Dataset entries on figures
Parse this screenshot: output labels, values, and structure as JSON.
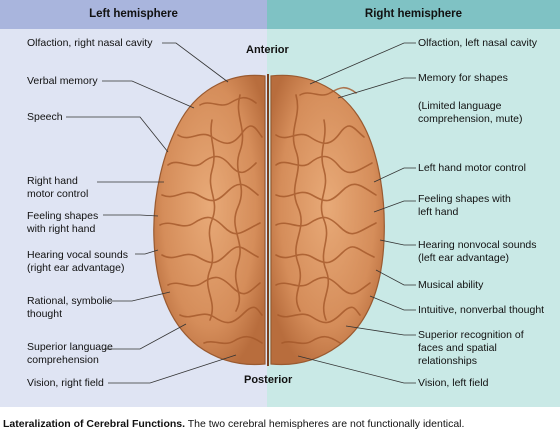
{
  "header": {
    "left_title": "Left hemisphere",
    "right_title": "Right hemisphere"
  },
  "orientation": {
    "anterior": "Anterior",
    "posterior": "Posterior"
  },
  "left_labels": [
    {
      "line1": "Olfaction, right nasal cavity",
      "line2": ""
    },
    {
      "line1": "Verbal memory",
      "line2": ""
    },
    {
      "line1": "Speech",
      "line2": ""
    },
    {
      "line1": "Right hand",
      "line2": "motor control"
    },
    {
      "line1": "Feeling shapes",
      "line2": "with right hand"
    },
    {
      "line1": "Hearing vocal sounds",
      "line2": "(right ear advantage)"
    },
    {
      "line1": "Rational, symbolic",
      "line2": "thought"
    },
    {
      "line1": "Superior language",
      "line2": "comprehension"
    },
    {
      "line1": "Vision, right field",
      "line2": ""
    }
  ],
  "right_labels": [
    {
      "line1": "Olfaction, left nasal cavity",
      "line2": "",
      "line3": ""
    },
    {
      "line1": "Memory for shapes",
      "line2": "",
      "line3": ""
    },
    {
      "line1": "(Limited language",
      "line2": "comprehension, mute)",
      "line3": ""
    },
    {
      "line1": "Left hand motor control",
      "line2": "",
      "line3": ""
    },
    {
      "line1": "Feeling shapes with",
      "line2": "left hand",
      "line3": ""
    },
    {
      "line1": "Hearing nonvocal sounds",
      "line2": "(left ear advantage)",
      "line3": ""
    },
    {
      "line1": "Musical ability",
      "line2": "",
      "line3": ""
    },
    {
      "line1": "Intuitive, nonverbal thought",
      "line2": "",
      "line3": ""
    },
    {
      "line1": "Superior recognition of",
      "line2": "faces and spatial",
      "line3": "relationships"
    },
    {
      "line1": "Vision, left field",
      "line2": "",
      "line3": ""
    }
  ],
  "caption": {
    "bold": "Lateralization of Cerebral Functions.",
    "text": " The two cerebral hemispheres are not functionally identical."
  },
  "colors": {
    "left_panel": "#dfe4f3",
    "left_header": "#a9b5dd",
    "right_panel": "#c9e9e6",
    "right_header": "#7fc2c4",
    "brain": "#d9925f"
  }
}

WORK REQUIRED:
List each line of the entries that holds the string "with".

OUTPUT FOR THIS EXERCISE:
      "line2": "with right hand"
      "line1": "Feeling shapes with",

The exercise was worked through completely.